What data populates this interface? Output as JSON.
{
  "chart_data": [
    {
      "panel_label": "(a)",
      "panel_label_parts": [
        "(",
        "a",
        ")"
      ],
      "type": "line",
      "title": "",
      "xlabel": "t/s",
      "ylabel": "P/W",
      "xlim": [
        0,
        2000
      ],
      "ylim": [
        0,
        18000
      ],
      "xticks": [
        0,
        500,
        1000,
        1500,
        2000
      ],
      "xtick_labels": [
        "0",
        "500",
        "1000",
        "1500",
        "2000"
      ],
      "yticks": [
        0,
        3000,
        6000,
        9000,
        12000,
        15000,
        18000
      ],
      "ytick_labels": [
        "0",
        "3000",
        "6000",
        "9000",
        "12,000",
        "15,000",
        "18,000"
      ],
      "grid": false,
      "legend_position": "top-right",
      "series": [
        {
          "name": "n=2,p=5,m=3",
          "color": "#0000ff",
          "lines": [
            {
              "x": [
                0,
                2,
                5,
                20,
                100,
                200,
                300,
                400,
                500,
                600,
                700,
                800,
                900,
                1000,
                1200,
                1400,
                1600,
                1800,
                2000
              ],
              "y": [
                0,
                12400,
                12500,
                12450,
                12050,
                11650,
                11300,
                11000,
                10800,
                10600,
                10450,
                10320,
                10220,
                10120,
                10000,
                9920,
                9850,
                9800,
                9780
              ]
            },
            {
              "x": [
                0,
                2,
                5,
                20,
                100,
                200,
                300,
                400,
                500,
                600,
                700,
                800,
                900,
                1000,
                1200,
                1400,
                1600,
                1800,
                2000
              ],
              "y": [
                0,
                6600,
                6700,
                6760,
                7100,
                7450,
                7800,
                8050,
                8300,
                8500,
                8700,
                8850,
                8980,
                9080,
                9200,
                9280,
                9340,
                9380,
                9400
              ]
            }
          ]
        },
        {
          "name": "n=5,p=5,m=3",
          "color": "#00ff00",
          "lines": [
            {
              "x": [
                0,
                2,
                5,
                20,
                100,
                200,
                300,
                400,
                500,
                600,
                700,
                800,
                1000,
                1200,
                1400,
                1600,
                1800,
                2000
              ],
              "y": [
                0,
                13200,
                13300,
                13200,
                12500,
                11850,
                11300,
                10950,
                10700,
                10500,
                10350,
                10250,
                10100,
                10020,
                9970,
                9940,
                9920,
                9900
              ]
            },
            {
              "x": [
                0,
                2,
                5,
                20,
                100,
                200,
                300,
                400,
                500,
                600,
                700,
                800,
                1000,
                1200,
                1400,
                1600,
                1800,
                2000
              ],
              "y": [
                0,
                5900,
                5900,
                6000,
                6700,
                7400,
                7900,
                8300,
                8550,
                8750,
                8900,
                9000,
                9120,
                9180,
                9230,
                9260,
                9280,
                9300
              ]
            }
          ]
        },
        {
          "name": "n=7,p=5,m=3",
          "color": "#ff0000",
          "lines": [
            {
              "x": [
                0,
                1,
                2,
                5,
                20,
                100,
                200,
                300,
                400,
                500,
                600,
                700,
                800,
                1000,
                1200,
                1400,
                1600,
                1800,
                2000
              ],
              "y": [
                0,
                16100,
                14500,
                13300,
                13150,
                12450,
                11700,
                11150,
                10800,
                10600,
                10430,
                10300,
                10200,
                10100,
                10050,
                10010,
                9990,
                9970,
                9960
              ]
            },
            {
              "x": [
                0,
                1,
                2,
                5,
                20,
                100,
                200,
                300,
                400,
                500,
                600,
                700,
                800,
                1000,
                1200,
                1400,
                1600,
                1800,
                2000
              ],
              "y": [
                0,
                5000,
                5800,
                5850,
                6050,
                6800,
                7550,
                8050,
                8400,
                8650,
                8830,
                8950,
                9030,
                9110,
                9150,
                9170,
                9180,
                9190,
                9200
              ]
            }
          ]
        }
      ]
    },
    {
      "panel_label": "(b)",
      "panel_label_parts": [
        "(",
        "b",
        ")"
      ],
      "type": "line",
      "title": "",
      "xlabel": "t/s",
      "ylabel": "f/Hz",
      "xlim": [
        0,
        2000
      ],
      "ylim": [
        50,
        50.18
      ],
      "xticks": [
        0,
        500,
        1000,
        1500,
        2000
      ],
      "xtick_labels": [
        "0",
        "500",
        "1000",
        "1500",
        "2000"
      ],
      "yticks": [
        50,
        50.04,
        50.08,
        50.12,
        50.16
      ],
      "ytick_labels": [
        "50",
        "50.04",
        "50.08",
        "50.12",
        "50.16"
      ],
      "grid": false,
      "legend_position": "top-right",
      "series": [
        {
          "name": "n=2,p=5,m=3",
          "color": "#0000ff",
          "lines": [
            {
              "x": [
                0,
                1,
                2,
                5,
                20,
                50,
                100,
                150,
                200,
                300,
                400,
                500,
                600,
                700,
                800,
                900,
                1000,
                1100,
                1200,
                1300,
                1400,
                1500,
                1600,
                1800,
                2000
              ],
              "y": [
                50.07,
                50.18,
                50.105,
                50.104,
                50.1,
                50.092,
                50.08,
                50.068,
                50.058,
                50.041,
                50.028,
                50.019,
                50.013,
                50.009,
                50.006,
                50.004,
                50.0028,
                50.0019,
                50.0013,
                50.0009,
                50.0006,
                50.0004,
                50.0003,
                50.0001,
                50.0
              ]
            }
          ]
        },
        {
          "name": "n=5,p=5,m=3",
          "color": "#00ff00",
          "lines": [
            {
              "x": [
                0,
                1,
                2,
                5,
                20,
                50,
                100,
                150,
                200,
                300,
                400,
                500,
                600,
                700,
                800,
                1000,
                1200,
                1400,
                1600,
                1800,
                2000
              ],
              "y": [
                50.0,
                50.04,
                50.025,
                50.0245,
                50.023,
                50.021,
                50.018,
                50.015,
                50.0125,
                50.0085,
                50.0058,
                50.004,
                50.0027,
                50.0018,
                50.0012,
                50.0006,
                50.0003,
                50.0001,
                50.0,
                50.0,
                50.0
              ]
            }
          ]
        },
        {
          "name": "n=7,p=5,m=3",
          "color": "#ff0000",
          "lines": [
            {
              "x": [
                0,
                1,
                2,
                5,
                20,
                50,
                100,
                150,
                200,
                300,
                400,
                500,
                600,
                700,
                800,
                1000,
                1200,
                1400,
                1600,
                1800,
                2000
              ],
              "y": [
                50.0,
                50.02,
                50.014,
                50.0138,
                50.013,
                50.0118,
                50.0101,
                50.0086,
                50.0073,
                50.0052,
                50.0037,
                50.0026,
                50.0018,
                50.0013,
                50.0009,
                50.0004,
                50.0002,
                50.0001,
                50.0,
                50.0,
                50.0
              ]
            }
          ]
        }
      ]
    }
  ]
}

- [Written instruction] Reproduce the data, keeping every line exactly the same.

- [Solution to this exercise]
What data populates this interface? Output as JSON.
{
  "chart_data": [
    {
      "panel_label": "(a)",
      "panel_label_parts": [
        "(",
        "a",
        ")"
      ],
      "type": "line",
      "title": "",
      "xlabel": "t/s",
      "ylabel": "P/W",
      "xlim": [
        0,
        2000
      ],
      "ylim": [
        0,
        18000
      ],
      "xticks": [
        0,
        500,
        1000,
        1500,
        2000
      ],
      "xtick_labels": [
        "0",
        "500",
        "1000",
        "1500",
        "2000"
      ],
      "yticks": [
        0,
        3000,
        6000,
        9000,
        12000,
        15000,
        18000
      ],
      "ytick_labels": [
        "0",
        "3000",
        "6000",
        "9000",
        "12,000",
        "15,000",
        "18,000"
      ],
      "grid": false,
      "legend_position": "top-right",
      "series": [
        {
          "name": "n=2,p=5,m=3",
          "color": "#0000ff",
          "lines": [
            {
              "x": [
                0,
                2,
                5,
                20,
                100,
                200,
                300,
                400,
                500,
                600,
                700,
                800,
                900,
                1000,
                1200,
                1400,
                1600,
                1800,
                2000
              ],
              "y": [
                0,
                12400,
                12500,
                12450,
                12050,
                11650,
                11300,
                11000,
                10800,
                10600,
                10450,
                10320,
                10220,
                10120,
                10000,
                9920,
                9850,
                9800,
                9780
              ]
            },
            {
              "x": [
                0,
                2,
                5,
                20,
                100,
                200,
                300,
                400,
                500,
                600,
                700,
                800,
                900,
                1000,
                1200,
                1400,
                1600,
                1800,
                2000
              ],
              "y": [
                0,
                6600,
                6700,
                6760,
                7100,
                7450,
                7800,
                8050,
                8300,
                8500,
                8700,
                8850,
                8980,
                9080,
                9200,
                9280,
                9340,
                9380,
                9400
              ]
            }
          ]
        },
        {
          "name": "n=5,p=5,m=3",
          "color": "#00ff00",
          "lines": [
            {
              "x": [
                0,
                2,
                5,
                20,
                100,
                200,
                300,
                400,
                500,
                600,
                700,
                800,
                1000,
                1200,
                1400,
                1600,
                1800,
                2000
              ],
              "y": [
                0,
                13200,
                13300,
                13200,
                12500,
                11850,
                11300,
                10950,
                10700,
                10500,
                10350,
                10250,
                10100,
                10020,
                9970,
                9940,
                9920,
                9900
              ]
            },
            {
              "x": [
                0,
                2,
                5,
                20,
                100,
                200,
                300,
                400,
                500,
                600,
                700,
                800,
                1000,
                1200,
                1400,
                1600,
                1800,
                2000
              ],
              "y": [
                0,
                5900,
                5900,
                6000,
                6700,
                7400,
                7900,
                8300,
                8550,
                8750,
                8900,
                9000,
                9120,
                9180,
                9230,
                9260,
                9280,
                9300
              ]
            }
          ]
        },
        {
          "name": "n=7,p=5,m=3",
          "color": "#ff0000",
          "lines": [
            {
              "x": [
                0,
                1,
                2,
                5,
                20,
                100,
                200,
                300,
                400,
                500,
                600,
                700,
                800,
                1000,
                1200,
                1400,
                1600,
                1800,
                2000
              ],
              "y": [
                0,
                16100,
                14500,
                13300,
                13150,
                12450,
                11700,
                11150,
                10800,
                10600,
                10430,
                10300,
                10200,
                10100,
                10050,
                10010,
                9990,
                9970,
                9960
              ]
            },
            {
              "x": [
                0,
                1,
                2,
                5,
                20,
                100,
                200,
                300,
                400,
                500,
                600,
                700,
                800,
                1000,
                1200,
                1400,
                1600,
                1800,
                2000
              ],
              "y": [
                0,
                5000,
                5800,
                5850,
                6050,
                6800,
                7550,
                8050,
                8400,
                8650,
                8830,
                8950,
                9030,
                9110,
                9150,
                9170,
                9180,
                9190,
                9200
              ]
            }
          ]
        }
      ]
    },
    {
      "panel_label": "(b)",
      "panel_label_parts": [
        "(",
        "b",
        ")"
      ],
      "type": "line",
      "title": "",
      "xlabel": "t/s",
      "ylabel": "f/Hz",
      "xlim": [
        0,
        2000
      ],
      "ylim": [
        50,
        50.18
      ],
      "xticks": [
        0,
        500,
        1000,
        1500,
        2000
      ],
      "xtick_labels": [
        "0",
        "500",
        "1000",
        "1500",
        "2000"
      ],
      "yticks": [
        50,
        50.04,
        50.08,
        50.12,
        50.16
      ],
      "ytick_labels": [
        "50",
        "50.04",
        "50.08",
        "50.12",
        "50.16"
      ],
      "grid": false,
      "legend_position": "top-right",
      "series": [
        {
          "name": "n=2,p=5,m=3",
          "color": "#0000ff",
          "lines": [
            {
              "x": [
                0,
                1,
                2,
                5,
                20,
                50,
                100,
                150,
                200,
                300,
                400,
                500,
                600,
                700,
                800,
                900,
                1000,
                1100,
                1200,
                1300,
                1400,
                1500,
                1600,
                1800,
                2000
              ],
              "y": [
                50.07,
                50.18,
                50.105,
                50.104,
                50.1,
                50.092,
                50.08,
                50.068,
                50.058,
                50.041,
                50.028,
                50.019,
                50.013,
                50.009,
                50.006,
                50.004,
                50.0028,
                50.0019,
                50.0013,
                50.0009,
                50.0006,
                50.0004,
                50.0003,
                50.0001,
                50.0
              ]
            }
          ]
        },
        {
          "name": "n=5,p=5,m=3",
          "color": "#00ff00",
          "lines": [
            {
              "x": [
                0,
                1,
                2,
                5,
                20,
                50,
                100,
                150,
                200,
                300,
                400,
                500,
                600,
                700,
                800,
                1000,
                1200,
                1400,
                1600,
                1800,
                2000
              ],
              "y": [
                50.0,
                50.04,
                50.025,
                50.0245,
                50.023,
                50.021,
                50.018,
                50.015,
                50.0125,
                50.0085,
                50.0058,
                50.004,
                50.0027,
                50.0018,
                50.0012,
                50.0006,
                50.0003,
                50.0001,
                50.0,
                50.0,
                50.0
              ]
            }
          ]
        },
        {
          "name": "n=7,p=5,m=3",
          "color": "#ff0000",
          "lines": [
            {
              "x": [
                0,
                1,
                2,
                5,
                20,
                50,
                100,
                150,
                200,
                300,
                400,
                500,
                600,
                700,
                800,
                1000,
                1200,
                1400,
                1600,
                1800,
                2000
              ],
              "y": [
                50.0,
                50.02,
                50.014,
                50.0138,
                50.013,
                50.0118,
                50.0101,
                50.0086,
                50.0073,
                50.0052,
                50.0037,
                50.0026,
                50.0018,
                50.0013,
                50.0009,
                50.0004,
                50.0002,
                50.0001,
                50.0,
                50.0,
                50.0
              ]
            }
          ]
        }
      ]
    }
  ]
}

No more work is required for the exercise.